PROVIDED RECORDS –
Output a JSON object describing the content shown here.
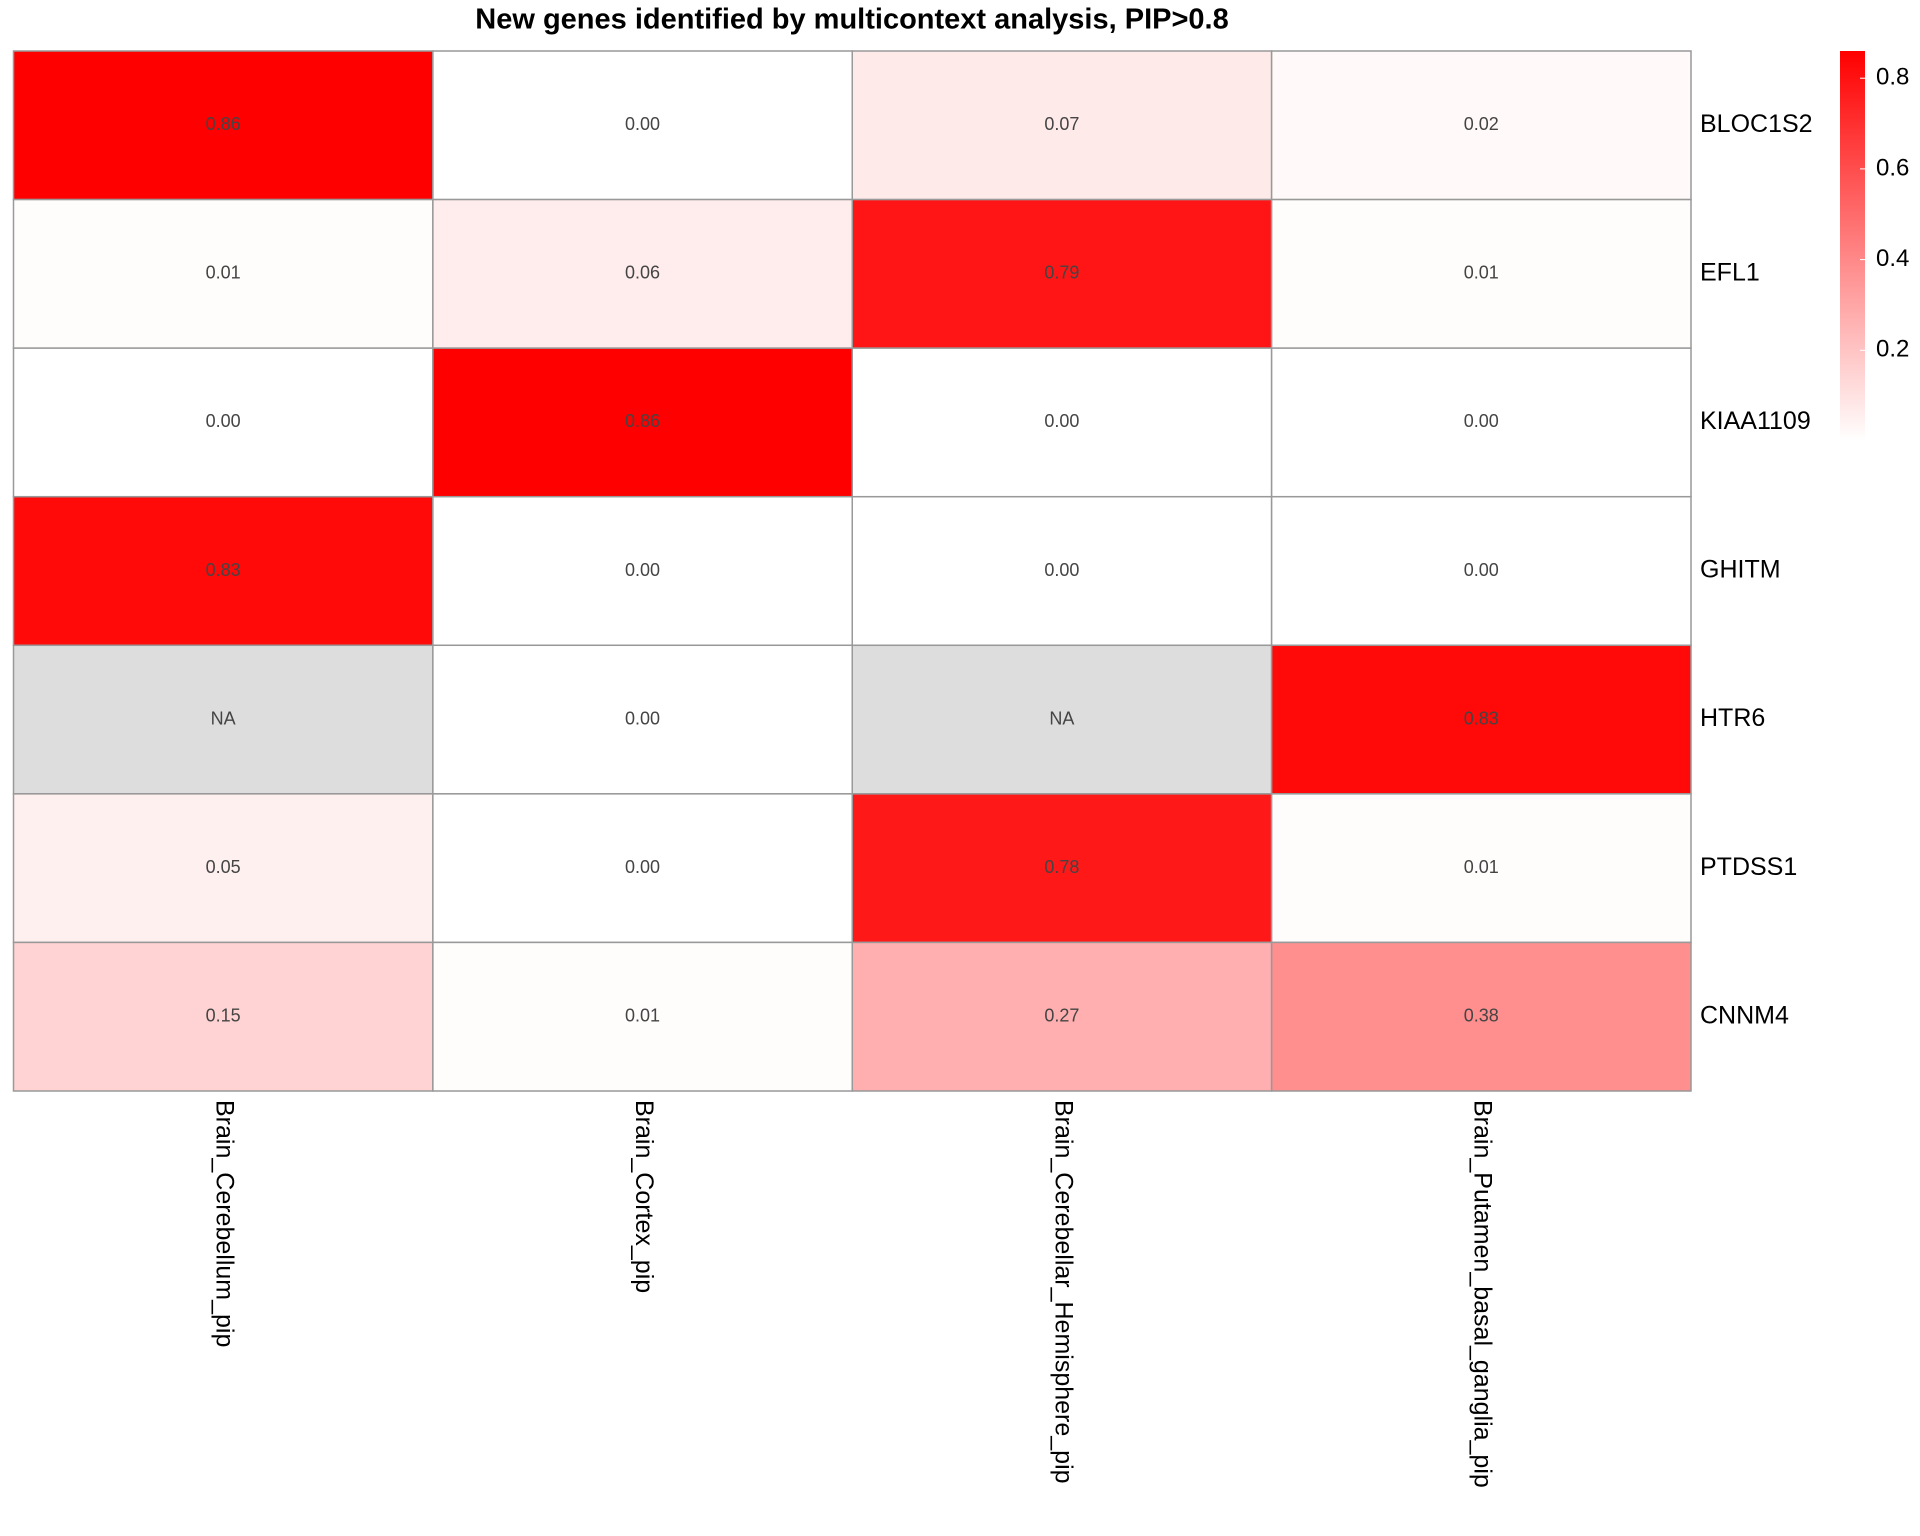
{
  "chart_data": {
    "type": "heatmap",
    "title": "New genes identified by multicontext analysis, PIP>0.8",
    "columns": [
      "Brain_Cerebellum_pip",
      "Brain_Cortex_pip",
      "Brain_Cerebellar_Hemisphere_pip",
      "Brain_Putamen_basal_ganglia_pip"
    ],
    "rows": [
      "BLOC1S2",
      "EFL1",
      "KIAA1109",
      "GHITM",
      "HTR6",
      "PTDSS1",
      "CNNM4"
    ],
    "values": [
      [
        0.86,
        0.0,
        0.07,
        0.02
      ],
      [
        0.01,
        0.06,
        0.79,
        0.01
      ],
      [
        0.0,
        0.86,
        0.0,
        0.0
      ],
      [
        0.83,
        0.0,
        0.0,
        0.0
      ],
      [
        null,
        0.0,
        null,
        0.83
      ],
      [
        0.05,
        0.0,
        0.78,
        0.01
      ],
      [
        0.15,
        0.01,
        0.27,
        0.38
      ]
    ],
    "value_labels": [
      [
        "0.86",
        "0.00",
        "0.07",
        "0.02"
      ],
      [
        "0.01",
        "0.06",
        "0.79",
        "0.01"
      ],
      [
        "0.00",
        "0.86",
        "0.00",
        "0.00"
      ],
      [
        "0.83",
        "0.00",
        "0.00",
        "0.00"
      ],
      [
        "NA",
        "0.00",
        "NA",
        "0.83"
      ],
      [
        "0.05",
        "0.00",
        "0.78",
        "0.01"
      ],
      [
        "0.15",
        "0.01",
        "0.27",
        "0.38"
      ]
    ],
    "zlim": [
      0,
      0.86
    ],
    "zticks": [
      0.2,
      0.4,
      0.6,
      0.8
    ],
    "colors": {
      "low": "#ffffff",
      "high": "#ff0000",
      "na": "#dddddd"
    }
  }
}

DIRECTIONS FOR THIS TASK – The reply must consist of the complete listing, reproduced exactly, with no images.

OUTPUT FOR THIS TASK –
Output a JSON object describing the content shown here.
{
  "chart_data": {
    "type": "heatmap",
    "title": "New genes identified by multicontext analysis, PIP>0.8",
    "columns": [
      "Brain_Cerebellum_pip",
      "Brain_Cortex_pip",
      "Brain_Cerebellar_Hemisphere_pip",
      "Brain_Putamen_basal_ganglia_pip"
    ],
    "rows": [
      "BLOC1S2",
      "EFL1",
      "KIAA1109",
      "GHITM",
      "HTR6",
      "PTDSS1",
      "CNNM4"
    ],
    "values": [
      [
        0.86,
        0.0,
        0.07,
        0.02
      ],
      [
        0.01,
        0.06,
        0.79,
        0.01
      ],
      [
        0.0,
        0.86,
        0.0,
        0.0
      ],
      [
        0.83,
        0.0,
        0.0,
        0.0
      ],
      [
        null,
        0.0,
        null,
        0.83
      ],
      [
        0.05,
        0.0,
        0.78,
        0.01
      ],
      [
        0.15,
        0.01,
        0.27,
        0.38
      ]
    ],
    "value_labels": [
      [
        "0.86",
        "0.00",
        "0.07",
        "0.02"
      ],
      [
        "0.01",
        "0.06",
        "0.79",
        "0.01"
      ],
      [
        "0.00",
        "0.86",
        "0.00",
        "0.00"
      ],
      [
        "0.83",
        "0.00",
        "0.00",
        "0.00"
      ],
      [
        "NA",
        "0.00",
        "NA",
        "0.83"
      ],
      [
        "0.05",
        "0.00",
        "0.78",
        "0.01"
      ],
      [
        "0.15",
        "0.01",
        "0.27",
        "0.38"
      ]
    ],
    "zlim": [
      0,
      0.86
    ],
    "zticks": [
      0.2,
      0.4,
      0.6,
      0.8
    ],
    "colors": {
      "low": "#ffffff",
      "high": "#ff0000",
      "na": "#dddddd"
    }
  }
}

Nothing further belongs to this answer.